Aim →
Scan the data below for the string "screenshot". Show every line where it turns up.

───── Data records

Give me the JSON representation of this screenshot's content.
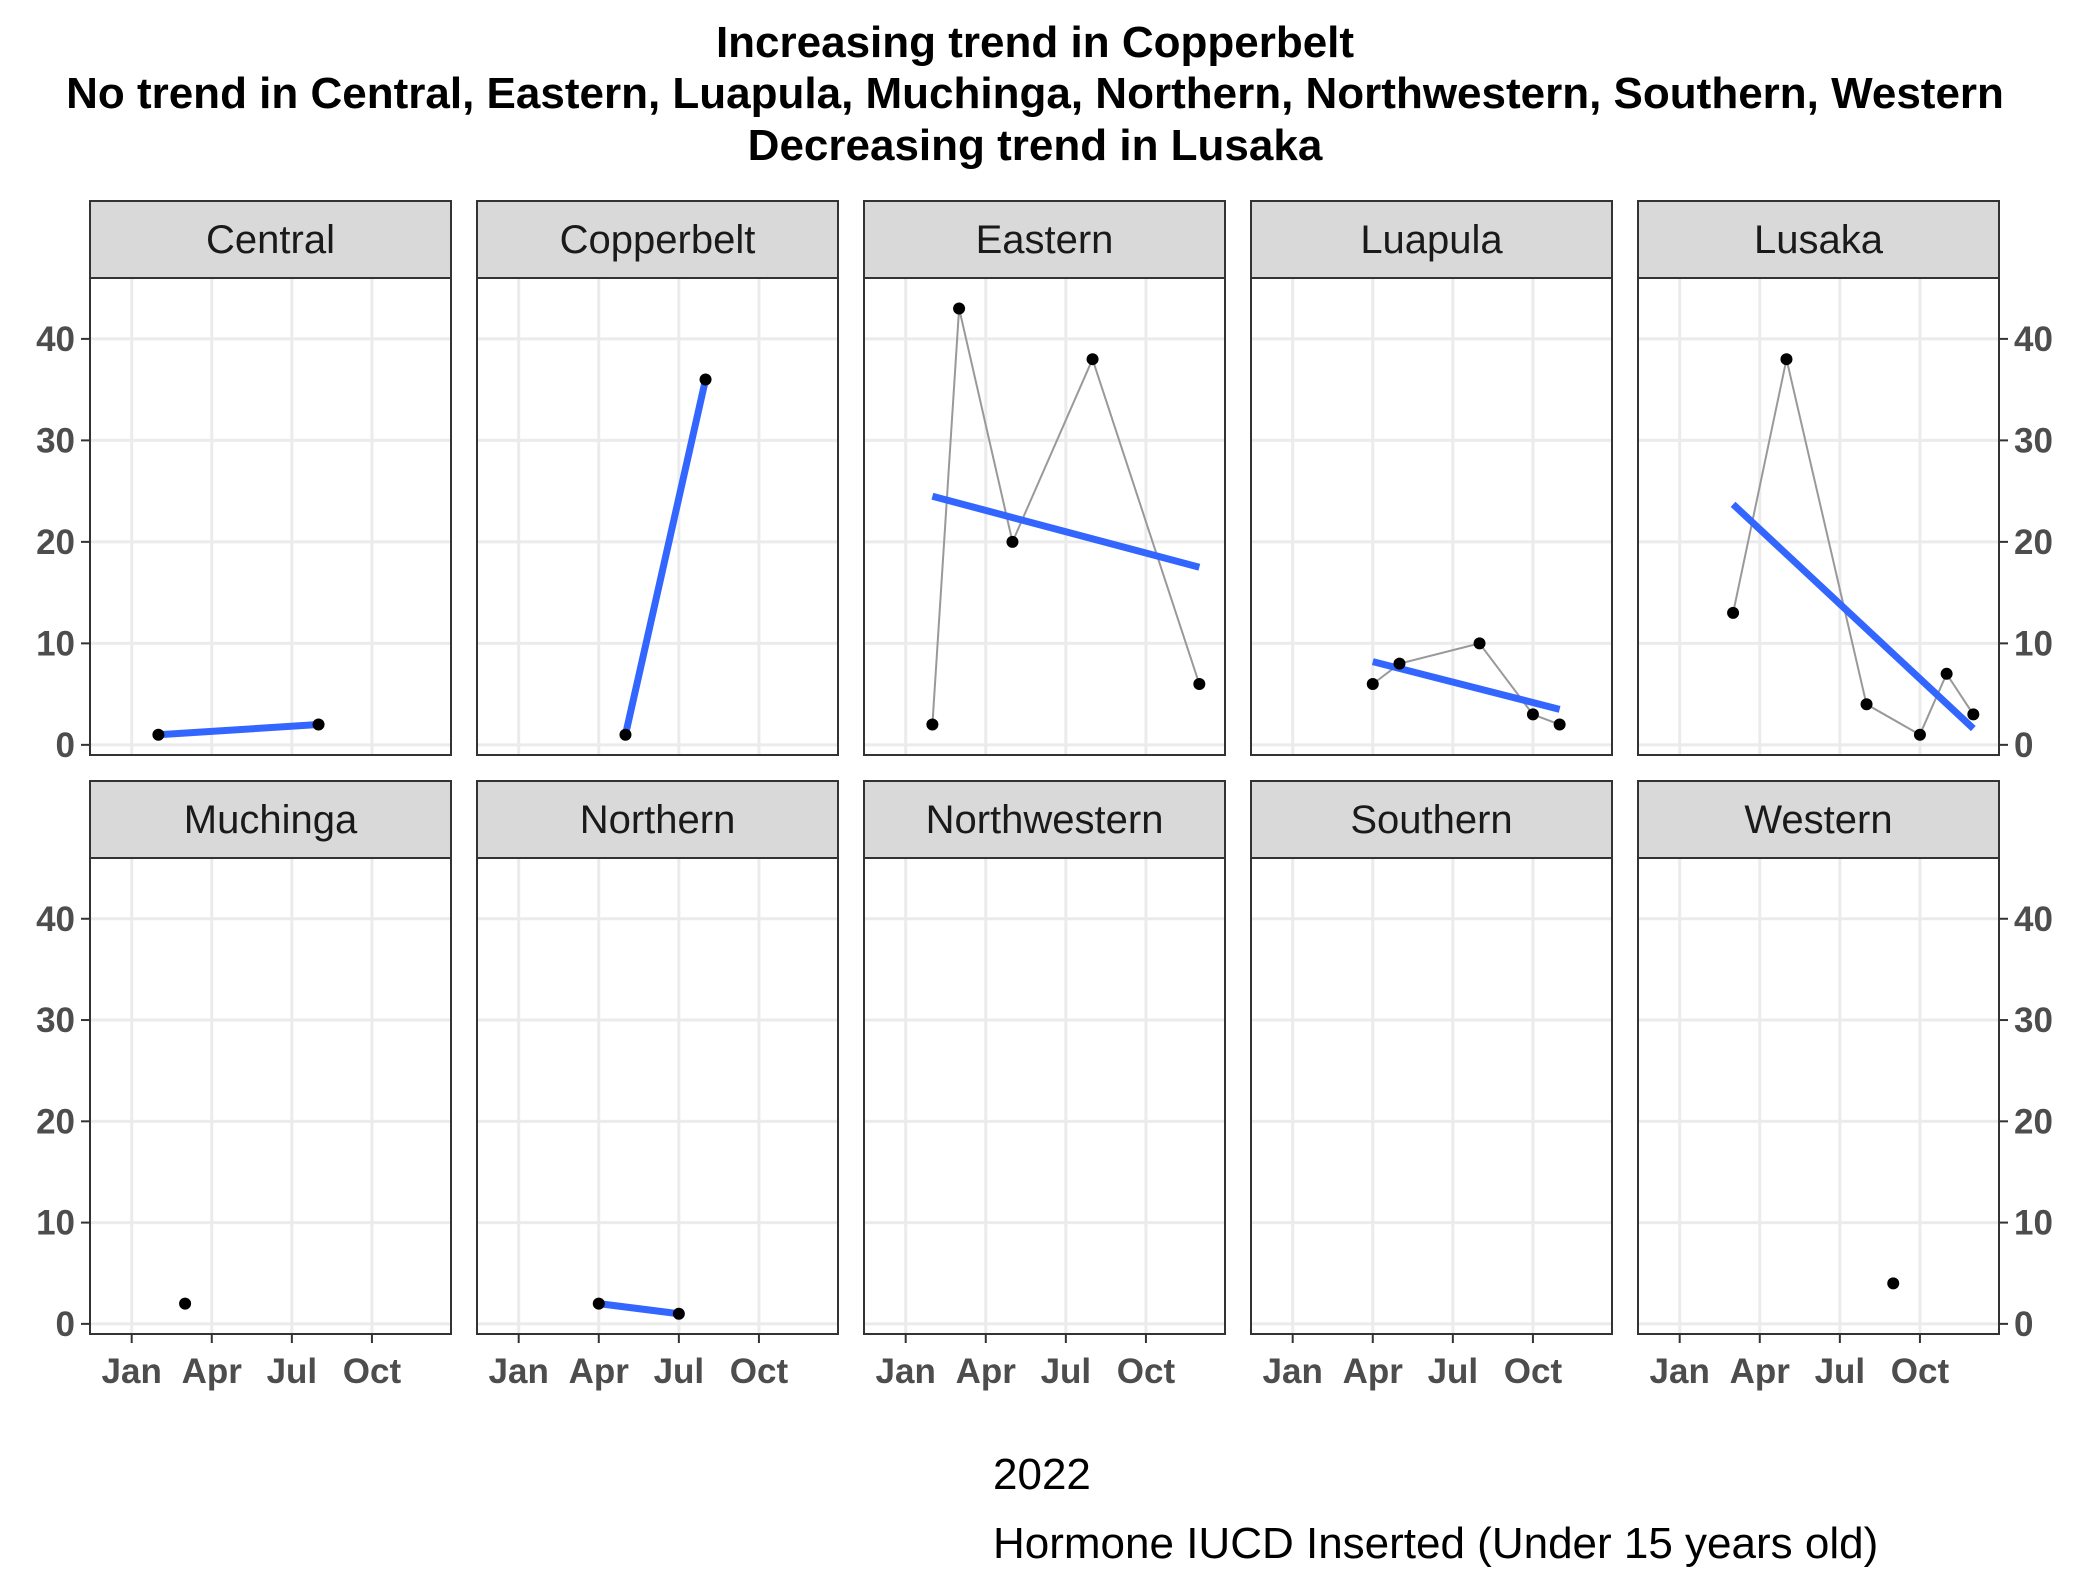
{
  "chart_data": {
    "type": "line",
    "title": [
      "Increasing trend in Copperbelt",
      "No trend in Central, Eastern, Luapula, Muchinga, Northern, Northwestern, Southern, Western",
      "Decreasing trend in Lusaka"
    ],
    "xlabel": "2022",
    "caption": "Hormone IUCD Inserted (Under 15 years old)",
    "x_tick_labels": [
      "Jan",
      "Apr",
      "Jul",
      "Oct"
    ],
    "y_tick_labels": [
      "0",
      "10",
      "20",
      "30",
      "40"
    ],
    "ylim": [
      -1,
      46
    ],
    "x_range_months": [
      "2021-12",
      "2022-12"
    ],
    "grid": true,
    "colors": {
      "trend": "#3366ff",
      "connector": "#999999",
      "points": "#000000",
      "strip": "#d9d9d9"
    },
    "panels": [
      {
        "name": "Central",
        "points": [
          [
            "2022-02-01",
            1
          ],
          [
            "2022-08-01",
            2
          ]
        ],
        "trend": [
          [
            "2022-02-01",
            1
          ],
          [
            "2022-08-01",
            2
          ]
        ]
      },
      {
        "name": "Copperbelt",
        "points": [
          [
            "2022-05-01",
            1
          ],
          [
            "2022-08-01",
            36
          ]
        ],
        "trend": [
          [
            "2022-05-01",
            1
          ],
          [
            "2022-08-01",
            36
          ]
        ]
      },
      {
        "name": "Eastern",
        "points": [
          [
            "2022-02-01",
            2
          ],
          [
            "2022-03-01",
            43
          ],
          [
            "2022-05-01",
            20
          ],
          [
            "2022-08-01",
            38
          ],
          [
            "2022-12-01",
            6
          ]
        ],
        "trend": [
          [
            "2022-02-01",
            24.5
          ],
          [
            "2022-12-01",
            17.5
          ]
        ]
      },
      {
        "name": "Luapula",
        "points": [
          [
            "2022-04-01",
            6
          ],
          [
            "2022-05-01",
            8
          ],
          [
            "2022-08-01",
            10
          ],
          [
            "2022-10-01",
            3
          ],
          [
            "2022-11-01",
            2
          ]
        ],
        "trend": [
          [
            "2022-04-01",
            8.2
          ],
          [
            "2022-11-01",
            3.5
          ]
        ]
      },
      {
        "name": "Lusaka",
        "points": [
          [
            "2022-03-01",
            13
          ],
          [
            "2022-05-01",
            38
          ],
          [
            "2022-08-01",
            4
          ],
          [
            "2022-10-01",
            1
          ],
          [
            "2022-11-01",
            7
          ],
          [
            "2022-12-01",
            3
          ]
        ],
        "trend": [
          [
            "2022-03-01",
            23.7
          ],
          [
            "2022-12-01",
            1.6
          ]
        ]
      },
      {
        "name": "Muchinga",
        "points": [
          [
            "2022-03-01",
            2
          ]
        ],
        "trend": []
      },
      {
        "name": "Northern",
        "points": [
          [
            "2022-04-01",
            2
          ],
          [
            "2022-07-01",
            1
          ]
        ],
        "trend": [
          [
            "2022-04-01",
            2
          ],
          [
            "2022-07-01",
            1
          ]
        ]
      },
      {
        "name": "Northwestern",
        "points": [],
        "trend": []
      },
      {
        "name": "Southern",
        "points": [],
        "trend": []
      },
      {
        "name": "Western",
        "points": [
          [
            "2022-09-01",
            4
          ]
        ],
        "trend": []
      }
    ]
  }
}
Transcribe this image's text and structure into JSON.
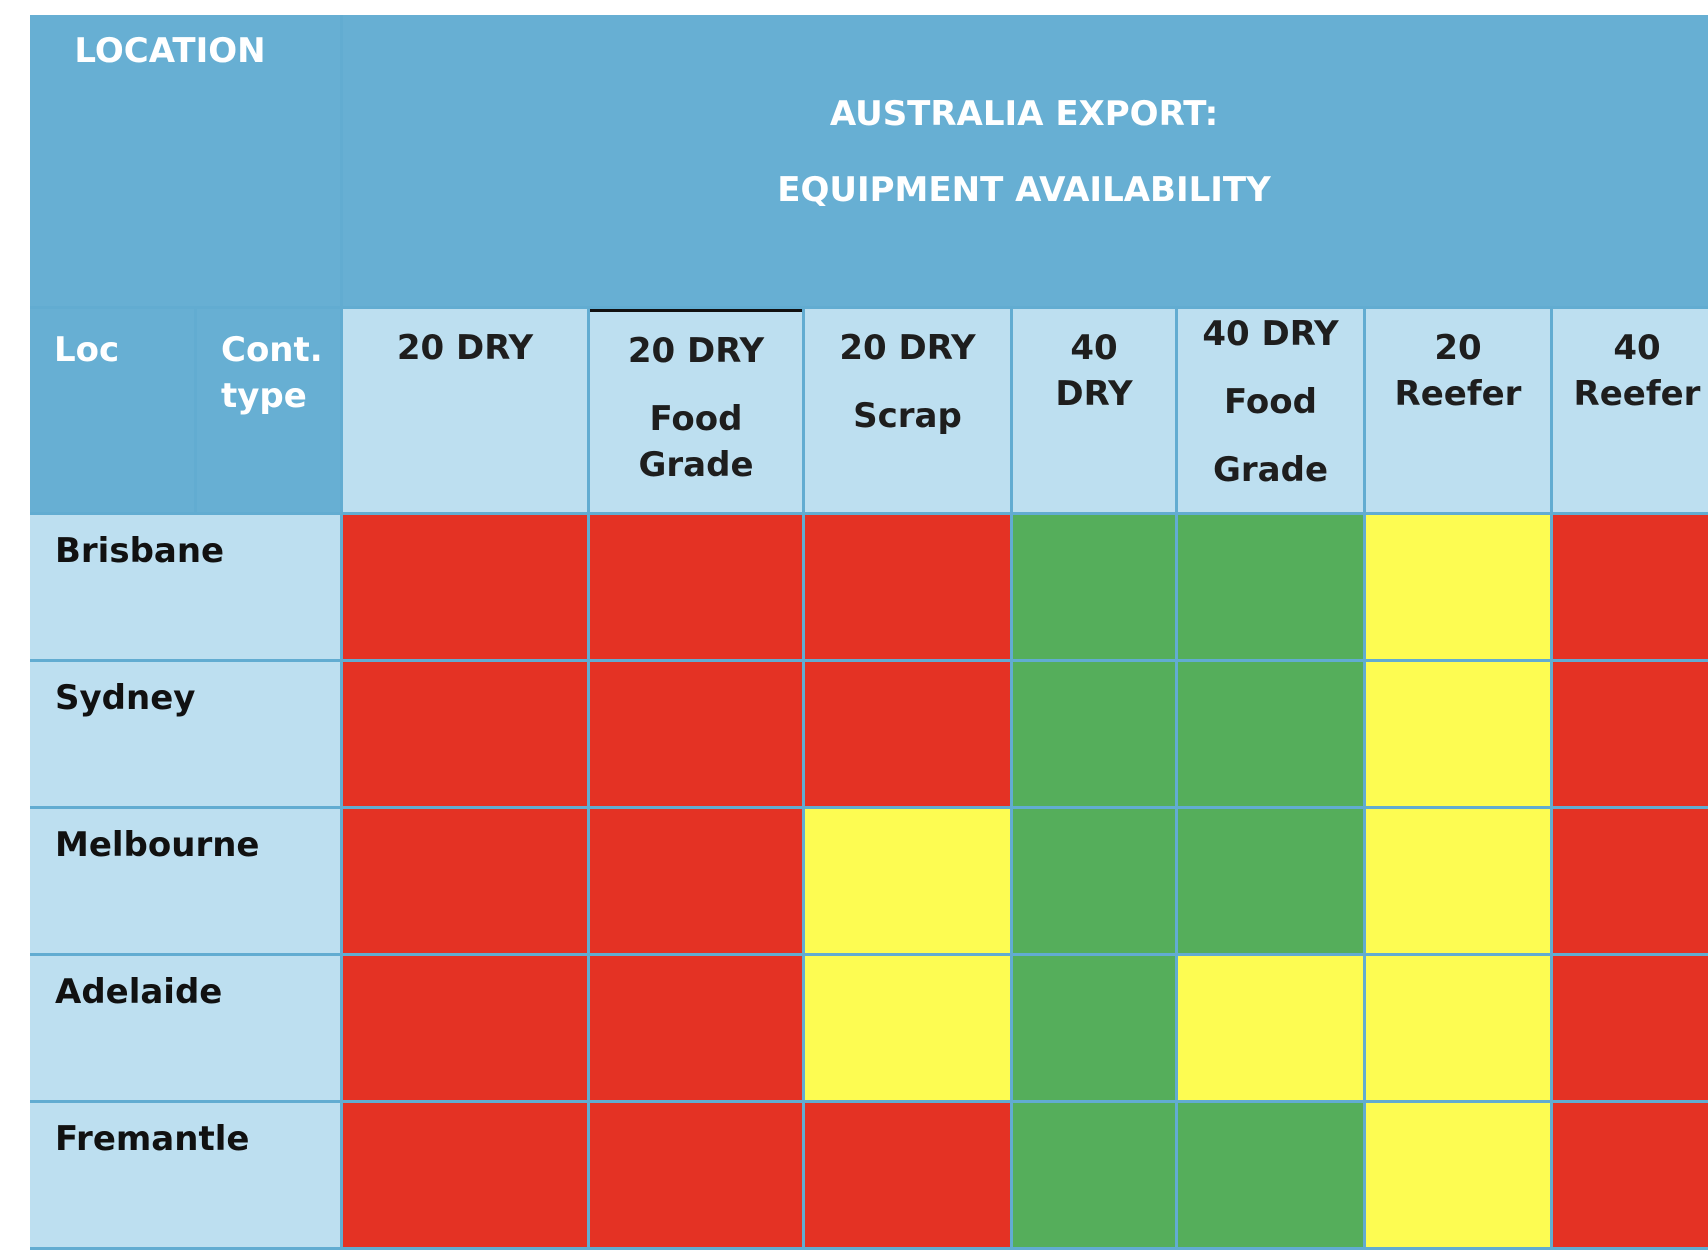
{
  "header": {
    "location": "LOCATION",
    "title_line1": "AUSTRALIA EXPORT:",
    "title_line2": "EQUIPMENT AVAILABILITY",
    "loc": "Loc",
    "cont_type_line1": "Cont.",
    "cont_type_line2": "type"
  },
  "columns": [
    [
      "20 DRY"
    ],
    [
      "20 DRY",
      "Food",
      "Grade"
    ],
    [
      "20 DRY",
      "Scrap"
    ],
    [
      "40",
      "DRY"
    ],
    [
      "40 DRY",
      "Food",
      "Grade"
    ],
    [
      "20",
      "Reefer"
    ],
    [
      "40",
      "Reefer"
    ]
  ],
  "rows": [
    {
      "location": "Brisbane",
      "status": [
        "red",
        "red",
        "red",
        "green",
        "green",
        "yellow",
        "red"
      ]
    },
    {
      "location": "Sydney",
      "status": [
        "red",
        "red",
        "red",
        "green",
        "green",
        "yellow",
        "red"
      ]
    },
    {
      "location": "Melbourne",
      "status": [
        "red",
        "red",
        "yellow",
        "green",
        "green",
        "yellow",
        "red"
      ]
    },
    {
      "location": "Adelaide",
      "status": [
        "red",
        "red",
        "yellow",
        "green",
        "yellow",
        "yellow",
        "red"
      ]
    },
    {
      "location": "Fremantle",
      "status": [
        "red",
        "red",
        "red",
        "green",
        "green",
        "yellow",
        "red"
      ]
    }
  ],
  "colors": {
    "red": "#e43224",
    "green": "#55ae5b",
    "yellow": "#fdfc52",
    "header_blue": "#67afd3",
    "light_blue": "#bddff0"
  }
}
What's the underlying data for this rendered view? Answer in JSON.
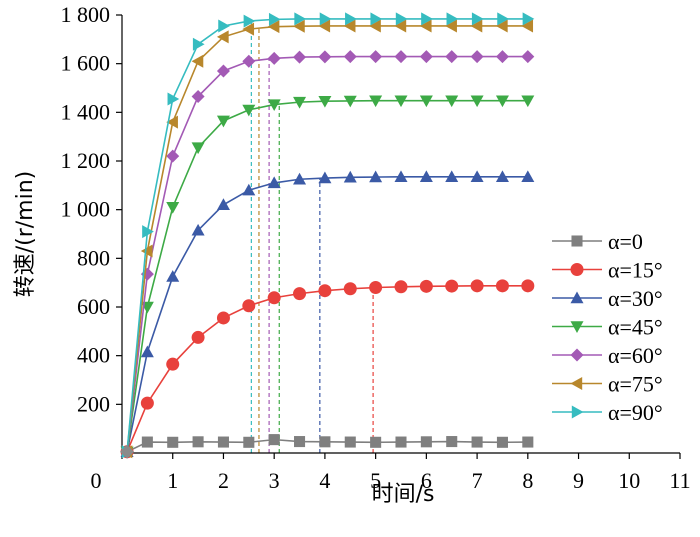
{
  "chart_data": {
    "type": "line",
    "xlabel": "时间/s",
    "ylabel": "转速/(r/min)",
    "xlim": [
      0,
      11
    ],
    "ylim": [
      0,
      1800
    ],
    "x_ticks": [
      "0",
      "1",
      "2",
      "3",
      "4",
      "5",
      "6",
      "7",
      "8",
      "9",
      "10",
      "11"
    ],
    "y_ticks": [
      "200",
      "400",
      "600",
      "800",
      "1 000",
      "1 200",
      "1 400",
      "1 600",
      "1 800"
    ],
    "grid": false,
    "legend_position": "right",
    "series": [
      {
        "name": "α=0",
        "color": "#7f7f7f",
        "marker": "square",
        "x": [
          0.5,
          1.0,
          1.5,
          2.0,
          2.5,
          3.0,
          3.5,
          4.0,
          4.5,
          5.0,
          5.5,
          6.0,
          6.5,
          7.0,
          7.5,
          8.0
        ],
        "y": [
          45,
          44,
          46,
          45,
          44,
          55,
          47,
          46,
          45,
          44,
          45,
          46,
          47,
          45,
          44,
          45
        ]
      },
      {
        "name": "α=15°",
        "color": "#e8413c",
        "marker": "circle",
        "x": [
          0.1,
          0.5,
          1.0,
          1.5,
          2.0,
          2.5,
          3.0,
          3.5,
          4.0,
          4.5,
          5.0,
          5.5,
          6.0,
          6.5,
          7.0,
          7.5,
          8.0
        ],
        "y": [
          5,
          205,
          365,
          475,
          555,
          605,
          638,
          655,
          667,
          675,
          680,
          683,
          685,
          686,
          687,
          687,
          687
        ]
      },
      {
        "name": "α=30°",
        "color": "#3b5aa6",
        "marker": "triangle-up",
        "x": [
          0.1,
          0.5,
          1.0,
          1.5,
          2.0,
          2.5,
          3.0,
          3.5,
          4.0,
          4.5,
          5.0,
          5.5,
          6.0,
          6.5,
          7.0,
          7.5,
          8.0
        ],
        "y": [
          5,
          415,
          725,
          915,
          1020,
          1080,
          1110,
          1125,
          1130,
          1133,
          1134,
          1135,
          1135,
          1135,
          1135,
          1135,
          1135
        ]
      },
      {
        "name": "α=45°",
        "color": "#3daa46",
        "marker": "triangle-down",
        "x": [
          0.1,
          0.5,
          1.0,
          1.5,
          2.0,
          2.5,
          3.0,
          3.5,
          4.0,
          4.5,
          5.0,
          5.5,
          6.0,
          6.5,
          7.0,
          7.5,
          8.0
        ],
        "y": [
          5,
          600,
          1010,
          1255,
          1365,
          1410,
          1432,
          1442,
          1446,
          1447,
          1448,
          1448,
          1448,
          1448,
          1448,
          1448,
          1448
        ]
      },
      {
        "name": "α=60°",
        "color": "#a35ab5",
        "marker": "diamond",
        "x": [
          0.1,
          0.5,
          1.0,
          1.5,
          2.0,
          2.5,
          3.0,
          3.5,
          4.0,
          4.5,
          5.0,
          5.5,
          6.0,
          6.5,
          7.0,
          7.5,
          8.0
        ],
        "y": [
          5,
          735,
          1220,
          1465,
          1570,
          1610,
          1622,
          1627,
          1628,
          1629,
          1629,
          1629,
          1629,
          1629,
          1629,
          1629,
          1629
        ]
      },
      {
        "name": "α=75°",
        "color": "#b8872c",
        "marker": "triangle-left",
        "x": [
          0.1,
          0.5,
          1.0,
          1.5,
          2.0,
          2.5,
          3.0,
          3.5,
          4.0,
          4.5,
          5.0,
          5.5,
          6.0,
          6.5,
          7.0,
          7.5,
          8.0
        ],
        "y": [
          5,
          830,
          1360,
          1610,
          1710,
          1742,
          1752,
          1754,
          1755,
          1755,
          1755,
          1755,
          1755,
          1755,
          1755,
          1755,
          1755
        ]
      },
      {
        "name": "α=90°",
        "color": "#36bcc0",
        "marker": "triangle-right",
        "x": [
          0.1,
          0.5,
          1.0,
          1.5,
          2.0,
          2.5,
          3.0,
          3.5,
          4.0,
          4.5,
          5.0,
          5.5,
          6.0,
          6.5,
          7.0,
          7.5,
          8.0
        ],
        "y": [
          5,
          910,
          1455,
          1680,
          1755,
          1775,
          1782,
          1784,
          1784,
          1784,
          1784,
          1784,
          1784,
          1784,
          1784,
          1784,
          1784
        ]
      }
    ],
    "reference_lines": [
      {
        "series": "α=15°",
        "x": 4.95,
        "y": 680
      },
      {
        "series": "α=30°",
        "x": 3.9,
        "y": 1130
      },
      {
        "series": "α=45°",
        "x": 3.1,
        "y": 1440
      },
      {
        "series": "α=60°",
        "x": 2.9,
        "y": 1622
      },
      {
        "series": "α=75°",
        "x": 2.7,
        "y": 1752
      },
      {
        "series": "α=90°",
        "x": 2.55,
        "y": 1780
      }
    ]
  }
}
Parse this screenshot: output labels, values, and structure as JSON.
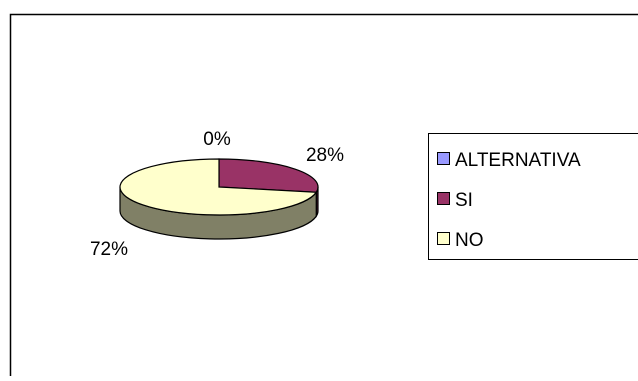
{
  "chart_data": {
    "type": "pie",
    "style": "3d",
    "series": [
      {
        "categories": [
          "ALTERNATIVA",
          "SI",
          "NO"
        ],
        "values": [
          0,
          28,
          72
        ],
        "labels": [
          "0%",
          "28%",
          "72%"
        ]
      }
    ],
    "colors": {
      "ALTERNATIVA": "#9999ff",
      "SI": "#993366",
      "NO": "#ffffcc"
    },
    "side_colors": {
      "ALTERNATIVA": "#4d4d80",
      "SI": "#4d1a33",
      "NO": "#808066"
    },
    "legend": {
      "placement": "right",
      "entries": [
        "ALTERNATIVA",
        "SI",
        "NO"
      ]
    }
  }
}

──────────

Finished answer →
Give me the JSON representation of this screenshot's content.
Parse this screenshot: output labels, values, and structure as JSON.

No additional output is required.